§ Material provided

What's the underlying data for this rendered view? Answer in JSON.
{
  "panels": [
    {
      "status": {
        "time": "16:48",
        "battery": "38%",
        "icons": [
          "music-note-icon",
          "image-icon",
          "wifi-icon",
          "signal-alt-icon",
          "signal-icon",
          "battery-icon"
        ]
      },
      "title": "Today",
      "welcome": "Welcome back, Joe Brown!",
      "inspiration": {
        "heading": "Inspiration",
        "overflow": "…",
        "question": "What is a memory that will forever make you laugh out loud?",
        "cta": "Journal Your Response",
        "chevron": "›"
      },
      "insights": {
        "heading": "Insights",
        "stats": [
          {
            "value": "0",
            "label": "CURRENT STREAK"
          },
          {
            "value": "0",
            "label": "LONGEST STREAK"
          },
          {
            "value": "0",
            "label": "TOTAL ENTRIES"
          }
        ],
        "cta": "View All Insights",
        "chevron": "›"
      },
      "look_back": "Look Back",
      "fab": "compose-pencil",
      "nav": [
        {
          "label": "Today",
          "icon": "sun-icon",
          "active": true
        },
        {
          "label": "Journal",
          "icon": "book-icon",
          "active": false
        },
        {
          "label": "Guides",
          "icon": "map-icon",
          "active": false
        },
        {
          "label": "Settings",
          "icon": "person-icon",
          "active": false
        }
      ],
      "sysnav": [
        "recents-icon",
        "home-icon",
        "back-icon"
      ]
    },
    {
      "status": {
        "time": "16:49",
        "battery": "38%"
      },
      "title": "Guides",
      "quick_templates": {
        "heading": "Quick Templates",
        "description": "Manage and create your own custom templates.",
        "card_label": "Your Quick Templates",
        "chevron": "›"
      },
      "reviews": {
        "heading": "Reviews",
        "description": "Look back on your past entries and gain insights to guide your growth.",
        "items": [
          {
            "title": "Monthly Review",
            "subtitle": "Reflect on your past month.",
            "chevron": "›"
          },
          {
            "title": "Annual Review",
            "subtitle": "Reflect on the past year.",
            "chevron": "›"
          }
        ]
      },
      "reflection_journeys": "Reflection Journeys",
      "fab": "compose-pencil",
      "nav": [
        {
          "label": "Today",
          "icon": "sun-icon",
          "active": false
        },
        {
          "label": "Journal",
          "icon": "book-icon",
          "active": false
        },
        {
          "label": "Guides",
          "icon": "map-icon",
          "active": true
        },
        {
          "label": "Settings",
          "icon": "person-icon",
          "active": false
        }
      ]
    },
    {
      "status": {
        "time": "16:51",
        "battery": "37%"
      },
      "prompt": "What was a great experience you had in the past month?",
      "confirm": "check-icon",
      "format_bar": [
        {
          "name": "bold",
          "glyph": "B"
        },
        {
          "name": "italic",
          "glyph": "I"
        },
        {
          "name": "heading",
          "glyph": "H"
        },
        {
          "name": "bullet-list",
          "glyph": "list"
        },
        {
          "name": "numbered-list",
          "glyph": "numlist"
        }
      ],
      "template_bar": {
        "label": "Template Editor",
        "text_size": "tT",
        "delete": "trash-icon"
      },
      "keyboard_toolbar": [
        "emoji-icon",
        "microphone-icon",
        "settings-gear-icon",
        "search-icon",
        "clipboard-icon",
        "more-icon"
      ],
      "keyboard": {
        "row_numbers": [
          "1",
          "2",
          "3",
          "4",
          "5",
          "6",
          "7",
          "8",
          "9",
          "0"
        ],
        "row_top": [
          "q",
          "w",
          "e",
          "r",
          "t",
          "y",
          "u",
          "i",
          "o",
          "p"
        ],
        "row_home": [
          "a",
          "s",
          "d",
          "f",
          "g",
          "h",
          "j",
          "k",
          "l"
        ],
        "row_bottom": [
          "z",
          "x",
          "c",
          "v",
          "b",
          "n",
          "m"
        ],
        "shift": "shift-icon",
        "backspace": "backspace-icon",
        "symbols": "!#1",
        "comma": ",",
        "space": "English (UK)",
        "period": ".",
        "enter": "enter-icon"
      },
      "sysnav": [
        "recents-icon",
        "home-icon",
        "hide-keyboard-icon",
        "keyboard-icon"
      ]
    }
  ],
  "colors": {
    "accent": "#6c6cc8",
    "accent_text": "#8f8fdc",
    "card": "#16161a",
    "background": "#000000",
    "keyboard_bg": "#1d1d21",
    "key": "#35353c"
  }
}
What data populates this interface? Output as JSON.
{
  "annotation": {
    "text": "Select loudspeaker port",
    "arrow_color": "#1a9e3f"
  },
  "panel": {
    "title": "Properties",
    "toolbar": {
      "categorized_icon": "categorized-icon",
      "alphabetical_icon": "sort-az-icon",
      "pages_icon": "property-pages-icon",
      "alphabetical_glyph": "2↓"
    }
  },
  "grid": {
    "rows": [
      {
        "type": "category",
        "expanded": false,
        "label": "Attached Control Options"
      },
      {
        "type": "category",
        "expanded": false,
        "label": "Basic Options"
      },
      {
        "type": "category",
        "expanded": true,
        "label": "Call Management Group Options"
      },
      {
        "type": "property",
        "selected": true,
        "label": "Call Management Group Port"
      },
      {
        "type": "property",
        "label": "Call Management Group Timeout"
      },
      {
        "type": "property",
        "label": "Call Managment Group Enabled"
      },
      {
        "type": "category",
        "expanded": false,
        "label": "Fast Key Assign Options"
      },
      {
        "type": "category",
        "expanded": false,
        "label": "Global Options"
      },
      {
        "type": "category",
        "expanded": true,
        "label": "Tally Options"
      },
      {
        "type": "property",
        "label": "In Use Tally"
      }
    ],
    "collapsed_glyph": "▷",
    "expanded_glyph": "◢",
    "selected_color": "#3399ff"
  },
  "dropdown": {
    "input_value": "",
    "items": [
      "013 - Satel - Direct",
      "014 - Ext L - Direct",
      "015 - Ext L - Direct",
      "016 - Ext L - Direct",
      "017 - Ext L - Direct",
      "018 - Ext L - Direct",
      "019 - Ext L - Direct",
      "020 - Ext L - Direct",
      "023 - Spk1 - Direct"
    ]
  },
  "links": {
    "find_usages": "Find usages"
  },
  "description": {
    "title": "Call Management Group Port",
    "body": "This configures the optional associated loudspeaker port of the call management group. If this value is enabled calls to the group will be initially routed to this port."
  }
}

§ Instructions to follow
Pick out all lines containing the string "JSON".

§ Exercise answer
What's the underlying data for this rendered view? Answer in JSON.
What data populates this interface? Output as JSON.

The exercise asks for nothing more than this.